--- start Records shown ---
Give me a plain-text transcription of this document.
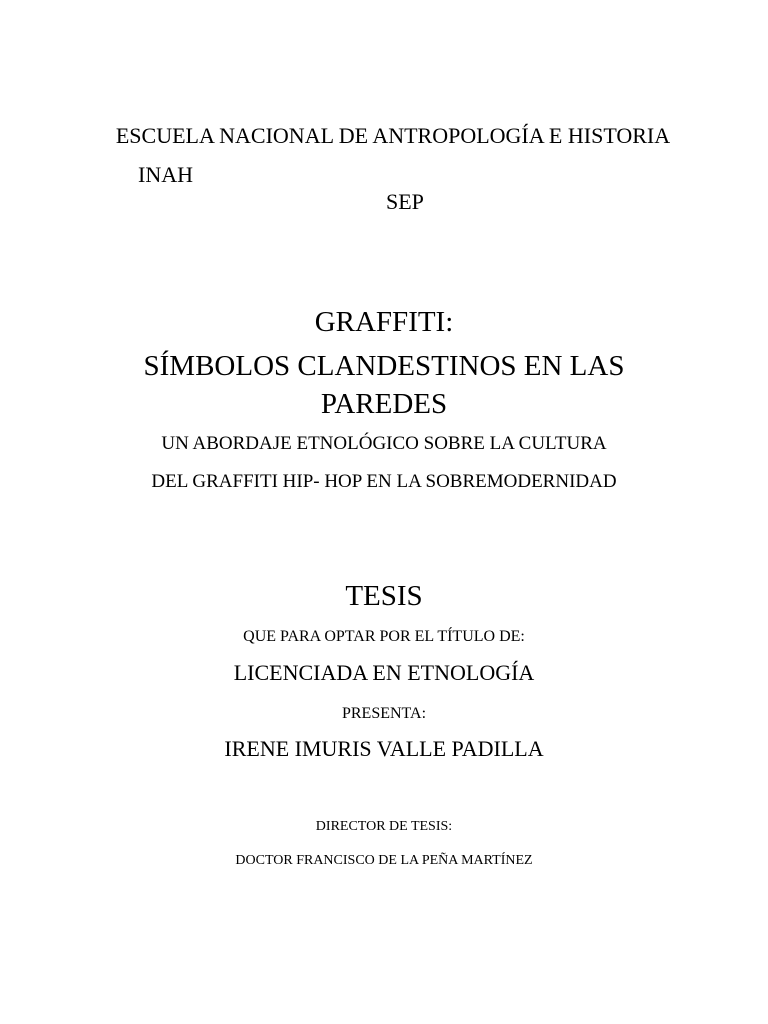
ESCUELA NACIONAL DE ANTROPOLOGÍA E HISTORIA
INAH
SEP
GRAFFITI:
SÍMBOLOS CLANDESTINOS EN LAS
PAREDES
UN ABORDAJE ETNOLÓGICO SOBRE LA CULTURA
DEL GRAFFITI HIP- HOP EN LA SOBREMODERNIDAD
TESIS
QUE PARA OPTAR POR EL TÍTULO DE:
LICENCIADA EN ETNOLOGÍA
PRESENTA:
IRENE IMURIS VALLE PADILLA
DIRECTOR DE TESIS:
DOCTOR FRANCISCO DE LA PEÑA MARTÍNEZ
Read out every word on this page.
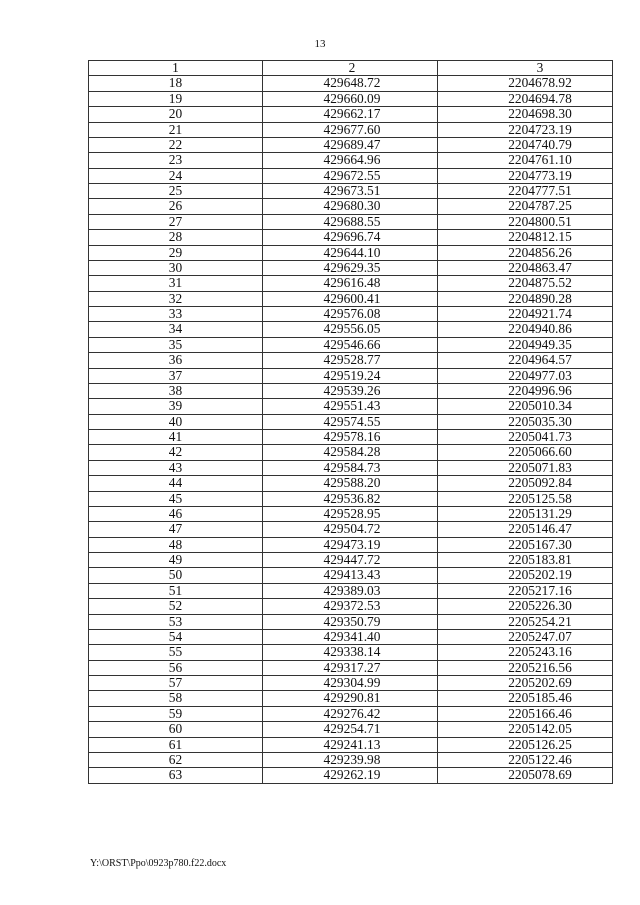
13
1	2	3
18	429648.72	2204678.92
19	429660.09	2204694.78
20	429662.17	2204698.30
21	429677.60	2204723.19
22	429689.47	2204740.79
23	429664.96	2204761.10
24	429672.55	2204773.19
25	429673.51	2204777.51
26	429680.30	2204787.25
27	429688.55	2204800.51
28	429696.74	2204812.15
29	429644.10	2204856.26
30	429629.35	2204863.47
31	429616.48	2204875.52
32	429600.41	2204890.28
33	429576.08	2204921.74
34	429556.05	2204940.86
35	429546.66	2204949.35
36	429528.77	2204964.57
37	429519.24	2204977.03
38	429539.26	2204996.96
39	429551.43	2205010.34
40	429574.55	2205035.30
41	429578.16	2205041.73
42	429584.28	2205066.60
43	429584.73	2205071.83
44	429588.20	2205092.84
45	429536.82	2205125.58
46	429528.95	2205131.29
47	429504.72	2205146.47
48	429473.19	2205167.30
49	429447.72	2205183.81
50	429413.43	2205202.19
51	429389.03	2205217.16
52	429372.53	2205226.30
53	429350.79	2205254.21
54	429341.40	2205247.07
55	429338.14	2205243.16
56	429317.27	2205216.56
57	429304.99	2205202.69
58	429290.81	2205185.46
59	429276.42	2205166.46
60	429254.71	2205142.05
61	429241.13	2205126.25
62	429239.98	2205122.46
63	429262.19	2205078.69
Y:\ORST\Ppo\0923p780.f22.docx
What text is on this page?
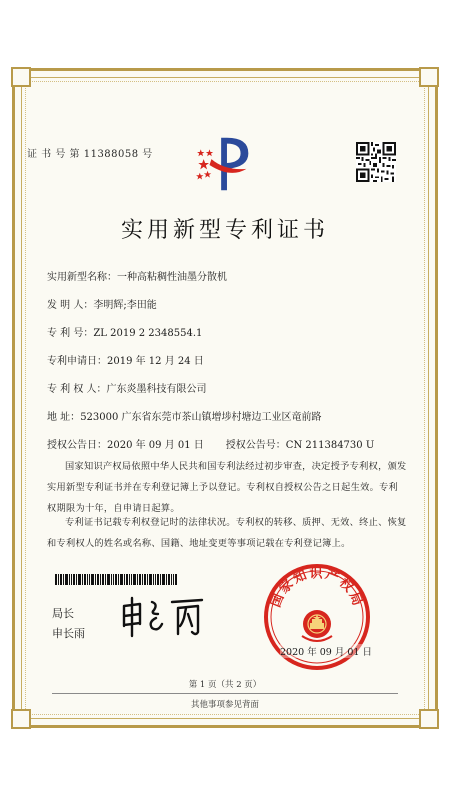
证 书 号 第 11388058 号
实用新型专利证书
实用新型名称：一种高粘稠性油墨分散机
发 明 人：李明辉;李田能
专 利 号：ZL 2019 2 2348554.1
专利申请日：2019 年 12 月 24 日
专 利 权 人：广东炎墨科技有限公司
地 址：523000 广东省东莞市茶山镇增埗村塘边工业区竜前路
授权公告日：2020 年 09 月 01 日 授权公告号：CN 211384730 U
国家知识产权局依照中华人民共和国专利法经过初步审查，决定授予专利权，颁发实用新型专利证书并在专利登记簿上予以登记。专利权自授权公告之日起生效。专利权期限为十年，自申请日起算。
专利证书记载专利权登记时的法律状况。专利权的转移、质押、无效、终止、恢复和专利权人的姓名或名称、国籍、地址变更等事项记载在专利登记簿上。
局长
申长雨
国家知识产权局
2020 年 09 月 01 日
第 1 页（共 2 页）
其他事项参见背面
--- end Records shown ---
--- start Records shown ---
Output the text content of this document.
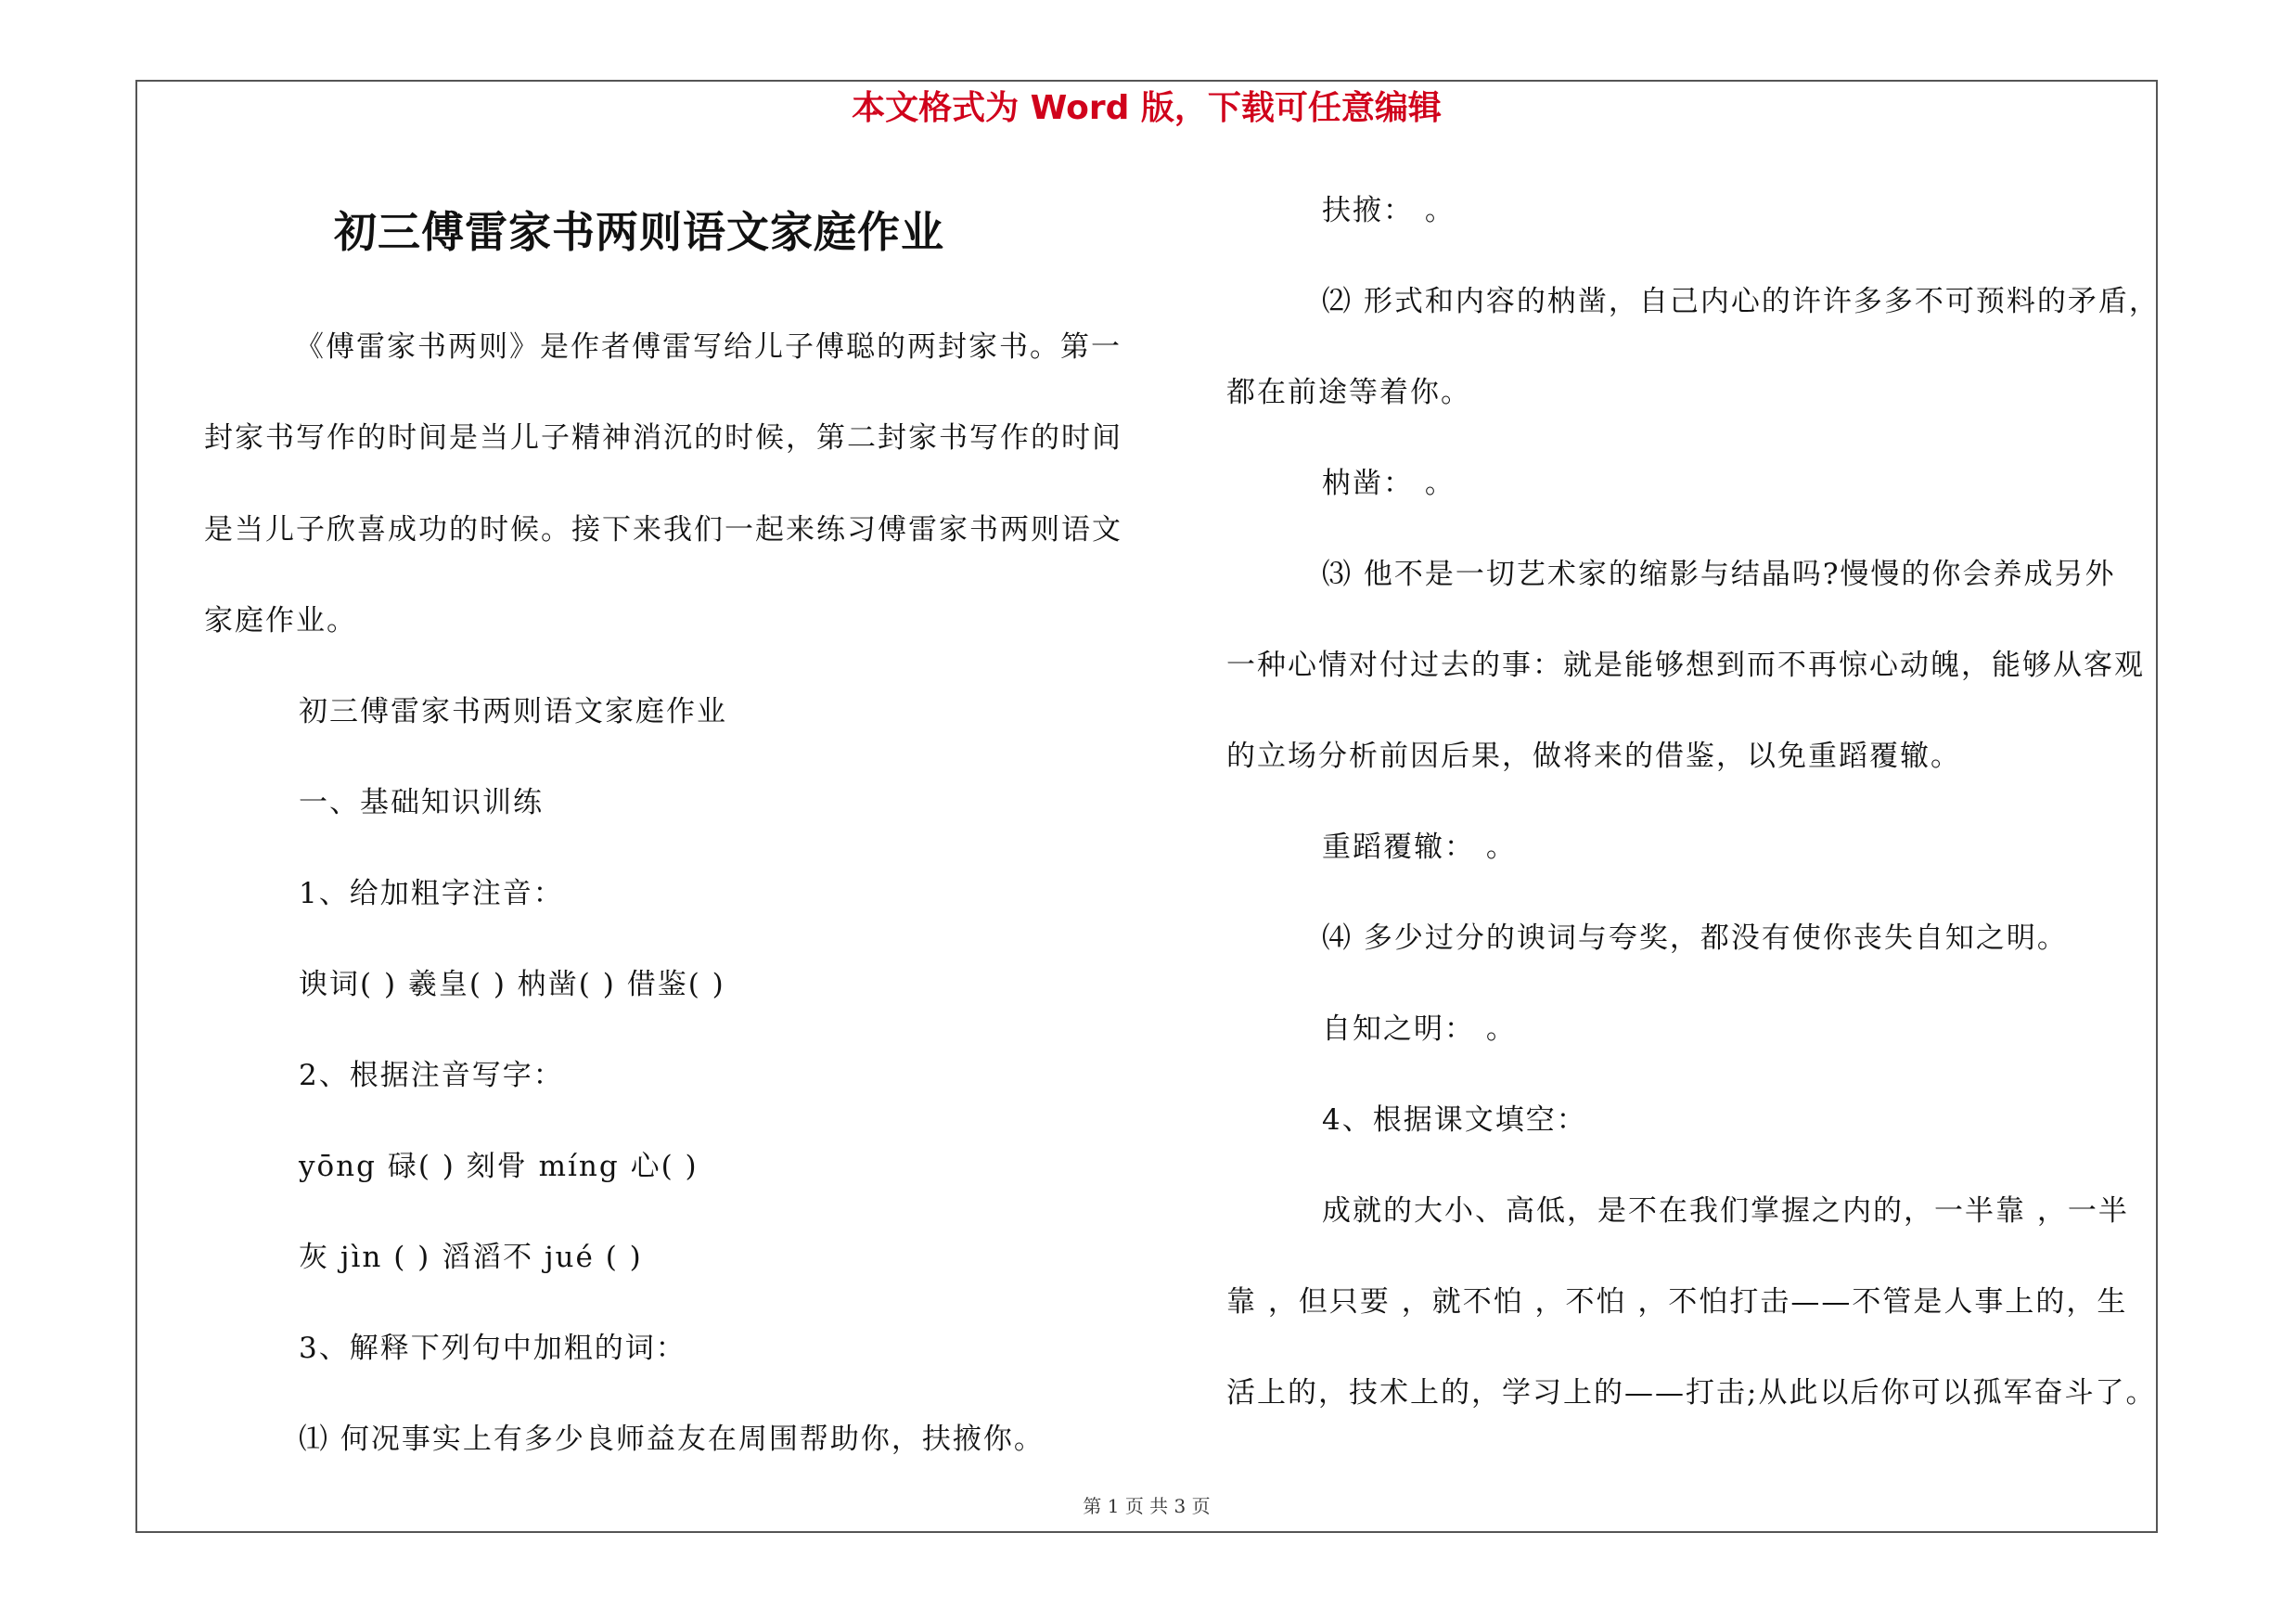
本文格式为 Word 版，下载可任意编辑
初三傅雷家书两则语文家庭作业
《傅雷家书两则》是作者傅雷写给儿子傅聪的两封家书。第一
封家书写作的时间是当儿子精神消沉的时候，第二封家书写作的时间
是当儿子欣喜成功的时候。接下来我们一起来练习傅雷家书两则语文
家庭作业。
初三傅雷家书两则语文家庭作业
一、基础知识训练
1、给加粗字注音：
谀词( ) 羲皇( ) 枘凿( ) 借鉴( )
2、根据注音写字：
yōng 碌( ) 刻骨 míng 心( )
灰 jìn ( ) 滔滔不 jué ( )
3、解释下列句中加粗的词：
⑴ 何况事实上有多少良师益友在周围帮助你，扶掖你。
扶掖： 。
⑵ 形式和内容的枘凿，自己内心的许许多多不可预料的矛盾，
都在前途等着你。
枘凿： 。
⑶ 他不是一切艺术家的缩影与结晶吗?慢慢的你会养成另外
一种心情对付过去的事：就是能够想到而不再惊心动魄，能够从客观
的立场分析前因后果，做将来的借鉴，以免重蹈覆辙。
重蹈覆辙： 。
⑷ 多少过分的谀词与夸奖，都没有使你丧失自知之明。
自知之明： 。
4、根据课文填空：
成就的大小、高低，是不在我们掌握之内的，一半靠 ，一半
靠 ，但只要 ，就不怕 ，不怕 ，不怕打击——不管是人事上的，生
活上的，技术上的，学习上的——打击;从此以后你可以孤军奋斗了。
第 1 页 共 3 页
--- end Records shown ---
*Your task*
Which lines contain "document"? Show each of them.

*Solved problem*
Give me a plain-text transcription of this document.
Output the text content of this document.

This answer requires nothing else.